Work instructions — Reproduce the lines character for character, from the line containing "I need the location" through the line containing "dialog-close-button[interactable]: ✕ xyxy=(763,200,779,214)", including both of those lines.

— BEGIN Records for this task —

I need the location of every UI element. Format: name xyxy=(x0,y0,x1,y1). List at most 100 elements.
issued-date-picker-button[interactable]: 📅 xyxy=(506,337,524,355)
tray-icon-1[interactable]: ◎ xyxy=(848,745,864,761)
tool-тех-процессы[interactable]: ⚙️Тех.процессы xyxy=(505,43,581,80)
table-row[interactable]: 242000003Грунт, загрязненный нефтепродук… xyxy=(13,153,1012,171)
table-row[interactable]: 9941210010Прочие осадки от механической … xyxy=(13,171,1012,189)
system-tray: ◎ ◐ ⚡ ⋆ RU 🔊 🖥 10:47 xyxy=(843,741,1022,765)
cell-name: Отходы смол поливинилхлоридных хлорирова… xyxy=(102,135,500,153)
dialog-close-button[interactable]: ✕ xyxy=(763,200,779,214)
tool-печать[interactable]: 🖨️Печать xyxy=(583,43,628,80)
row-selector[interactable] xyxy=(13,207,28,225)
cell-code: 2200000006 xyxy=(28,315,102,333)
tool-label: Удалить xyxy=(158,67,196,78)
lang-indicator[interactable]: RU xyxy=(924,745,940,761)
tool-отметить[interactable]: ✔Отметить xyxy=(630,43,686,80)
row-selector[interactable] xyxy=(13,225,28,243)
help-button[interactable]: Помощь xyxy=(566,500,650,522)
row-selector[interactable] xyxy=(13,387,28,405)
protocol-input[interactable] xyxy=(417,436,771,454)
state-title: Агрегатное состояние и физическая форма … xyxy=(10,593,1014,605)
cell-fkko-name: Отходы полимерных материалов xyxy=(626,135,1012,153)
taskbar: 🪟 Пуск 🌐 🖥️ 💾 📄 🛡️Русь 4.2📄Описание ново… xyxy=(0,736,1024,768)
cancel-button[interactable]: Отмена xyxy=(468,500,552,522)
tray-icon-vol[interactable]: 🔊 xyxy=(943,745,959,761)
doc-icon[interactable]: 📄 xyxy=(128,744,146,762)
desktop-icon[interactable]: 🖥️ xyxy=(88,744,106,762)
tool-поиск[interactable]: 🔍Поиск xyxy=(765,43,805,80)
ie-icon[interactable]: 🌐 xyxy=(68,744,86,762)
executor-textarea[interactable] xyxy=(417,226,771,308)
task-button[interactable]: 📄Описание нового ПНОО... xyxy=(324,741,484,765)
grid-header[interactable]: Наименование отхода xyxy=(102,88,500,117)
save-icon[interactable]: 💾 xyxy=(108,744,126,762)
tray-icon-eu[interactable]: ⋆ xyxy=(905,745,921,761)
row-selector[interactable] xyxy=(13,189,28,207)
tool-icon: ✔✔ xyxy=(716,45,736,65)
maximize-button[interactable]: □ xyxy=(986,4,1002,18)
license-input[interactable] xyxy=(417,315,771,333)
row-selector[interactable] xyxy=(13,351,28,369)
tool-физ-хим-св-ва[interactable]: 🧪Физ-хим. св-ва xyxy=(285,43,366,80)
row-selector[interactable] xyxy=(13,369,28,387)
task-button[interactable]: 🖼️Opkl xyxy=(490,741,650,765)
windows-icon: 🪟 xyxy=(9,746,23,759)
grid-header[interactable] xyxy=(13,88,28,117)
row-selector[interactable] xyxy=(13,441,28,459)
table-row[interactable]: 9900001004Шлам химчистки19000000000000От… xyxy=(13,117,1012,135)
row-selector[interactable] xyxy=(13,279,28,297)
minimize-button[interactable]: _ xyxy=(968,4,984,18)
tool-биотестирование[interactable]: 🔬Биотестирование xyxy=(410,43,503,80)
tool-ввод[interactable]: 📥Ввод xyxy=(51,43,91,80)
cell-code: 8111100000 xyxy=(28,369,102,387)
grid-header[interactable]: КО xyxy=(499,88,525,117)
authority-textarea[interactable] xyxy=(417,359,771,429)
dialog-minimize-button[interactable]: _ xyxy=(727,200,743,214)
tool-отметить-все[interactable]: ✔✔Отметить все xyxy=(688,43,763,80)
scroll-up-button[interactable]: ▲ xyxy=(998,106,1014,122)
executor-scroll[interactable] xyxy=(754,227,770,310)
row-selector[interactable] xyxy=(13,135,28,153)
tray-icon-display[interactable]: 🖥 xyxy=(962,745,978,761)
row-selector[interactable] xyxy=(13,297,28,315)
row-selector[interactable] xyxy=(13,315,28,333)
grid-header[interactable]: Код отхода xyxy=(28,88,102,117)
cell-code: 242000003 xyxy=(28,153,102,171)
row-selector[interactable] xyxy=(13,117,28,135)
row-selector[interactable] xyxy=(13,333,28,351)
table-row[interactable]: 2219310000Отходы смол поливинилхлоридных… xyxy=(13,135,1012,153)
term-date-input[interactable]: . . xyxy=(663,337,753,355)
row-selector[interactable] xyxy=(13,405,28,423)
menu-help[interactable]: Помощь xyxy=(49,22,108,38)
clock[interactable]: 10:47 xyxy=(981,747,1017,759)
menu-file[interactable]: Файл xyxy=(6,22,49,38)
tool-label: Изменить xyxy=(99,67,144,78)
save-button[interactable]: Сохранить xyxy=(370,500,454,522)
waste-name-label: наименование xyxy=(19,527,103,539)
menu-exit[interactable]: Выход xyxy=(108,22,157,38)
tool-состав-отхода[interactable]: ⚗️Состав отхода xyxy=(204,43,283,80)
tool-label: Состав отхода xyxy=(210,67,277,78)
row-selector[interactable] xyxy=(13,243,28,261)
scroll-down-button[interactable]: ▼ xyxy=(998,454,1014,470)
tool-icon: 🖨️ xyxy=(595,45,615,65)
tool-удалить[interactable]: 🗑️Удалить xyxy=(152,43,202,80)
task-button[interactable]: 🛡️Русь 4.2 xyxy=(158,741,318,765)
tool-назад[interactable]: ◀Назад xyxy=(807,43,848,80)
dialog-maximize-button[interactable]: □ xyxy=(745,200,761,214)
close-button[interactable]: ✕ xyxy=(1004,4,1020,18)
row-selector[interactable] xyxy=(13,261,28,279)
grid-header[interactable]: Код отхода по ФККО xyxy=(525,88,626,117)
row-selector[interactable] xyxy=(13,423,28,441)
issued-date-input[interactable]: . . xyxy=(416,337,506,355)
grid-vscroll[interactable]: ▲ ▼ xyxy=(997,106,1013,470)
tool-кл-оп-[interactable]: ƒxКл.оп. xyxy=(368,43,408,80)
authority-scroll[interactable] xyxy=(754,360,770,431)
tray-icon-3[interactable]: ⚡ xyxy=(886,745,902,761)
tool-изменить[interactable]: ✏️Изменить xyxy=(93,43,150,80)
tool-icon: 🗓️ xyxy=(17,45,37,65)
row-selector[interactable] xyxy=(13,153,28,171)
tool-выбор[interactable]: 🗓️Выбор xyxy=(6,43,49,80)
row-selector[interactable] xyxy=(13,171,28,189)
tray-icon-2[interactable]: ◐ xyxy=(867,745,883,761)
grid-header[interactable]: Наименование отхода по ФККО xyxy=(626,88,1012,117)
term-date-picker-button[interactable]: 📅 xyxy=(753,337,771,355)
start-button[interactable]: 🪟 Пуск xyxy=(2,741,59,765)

— END Records for this task —
— BEGIN Records for this task —

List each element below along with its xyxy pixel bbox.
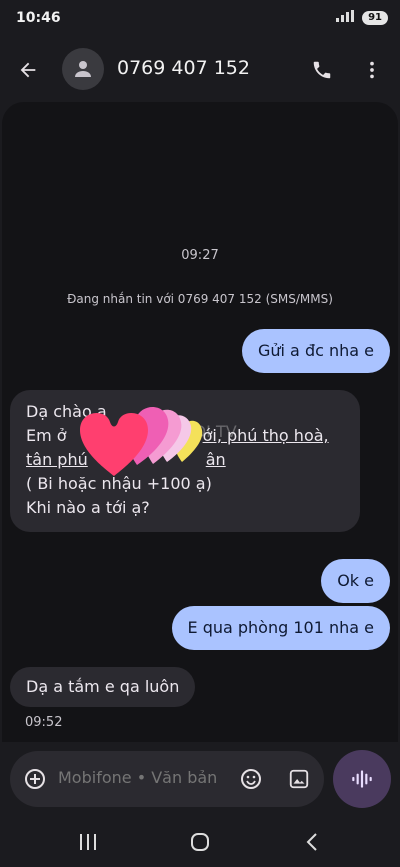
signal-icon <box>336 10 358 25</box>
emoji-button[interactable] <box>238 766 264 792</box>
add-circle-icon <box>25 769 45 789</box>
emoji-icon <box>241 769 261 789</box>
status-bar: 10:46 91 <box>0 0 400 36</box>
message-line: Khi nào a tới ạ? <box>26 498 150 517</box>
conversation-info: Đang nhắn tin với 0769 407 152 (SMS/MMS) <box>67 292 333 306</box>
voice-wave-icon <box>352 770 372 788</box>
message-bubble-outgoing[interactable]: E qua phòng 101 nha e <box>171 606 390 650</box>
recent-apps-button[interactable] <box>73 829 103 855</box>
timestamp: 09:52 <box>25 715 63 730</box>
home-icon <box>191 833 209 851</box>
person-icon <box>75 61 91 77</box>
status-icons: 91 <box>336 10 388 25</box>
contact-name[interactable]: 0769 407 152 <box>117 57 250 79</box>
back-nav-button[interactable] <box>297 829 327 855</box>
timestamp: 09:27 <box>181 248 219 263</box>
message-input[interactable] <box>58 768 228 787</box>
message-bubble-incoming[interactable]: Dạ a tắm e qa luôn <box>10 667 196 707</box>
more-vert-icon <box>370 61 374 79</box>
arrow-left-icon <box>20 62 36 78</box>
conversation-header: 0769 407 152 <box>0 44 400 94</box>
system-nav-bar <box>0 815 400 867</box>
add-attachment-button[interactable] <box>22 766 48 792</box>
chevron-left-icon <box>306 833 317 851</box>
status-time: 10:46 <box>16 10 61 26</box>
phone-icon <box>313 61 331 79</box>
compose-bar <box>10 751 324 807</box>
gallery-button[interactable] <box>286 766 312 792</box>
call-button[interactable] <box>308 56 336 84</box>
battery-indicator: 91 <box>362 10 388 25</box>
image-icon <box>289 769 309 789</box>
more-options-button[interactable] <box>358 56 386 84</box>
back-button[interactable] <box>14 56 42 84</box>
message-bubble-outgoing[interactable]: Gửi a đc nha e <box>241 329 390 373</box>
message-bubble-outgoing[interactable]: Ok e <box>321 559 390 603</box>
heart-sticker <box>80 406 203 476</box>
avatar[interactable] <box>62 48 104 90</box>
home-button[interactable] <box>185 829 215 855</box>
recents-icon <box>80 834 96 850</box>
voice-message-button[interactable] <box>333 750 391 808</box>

— END Records for this task —

Solution below —
I need the location of every UI element. Format: name xyxy=(x0,y0,x1,y1). List at most 100 elements.
issued-date-picker-button[interactable]: 📅 xyxy=(506,337,524,355)
tray-icon-1[interactable]: ◎ xyxy=(848,745,864,761)
tool-тех-процессы[interactable]: ⚙️Тех.процессы xyxy=(505,43,581,80)
table-row[interactable]: 242000003Грунт, загрязненный нефтепродук… xyxy=(13,153,1012,171)
table-row[interactable]: 9941210010Прочие осадки от механической … xyxy=(13,171,1012,189)
system-tray: ◎ ◐ ⚡ ⋆ RU 🔊 🖥 10:47 xyxy=(843,741,1022,765)
cell-name: Отходы смол поливинилхлоридных хлорирова… xyxy=(102,135,500,153)
dialog-close-button[interactable]: ✕ xyxy=(763,200,779,214)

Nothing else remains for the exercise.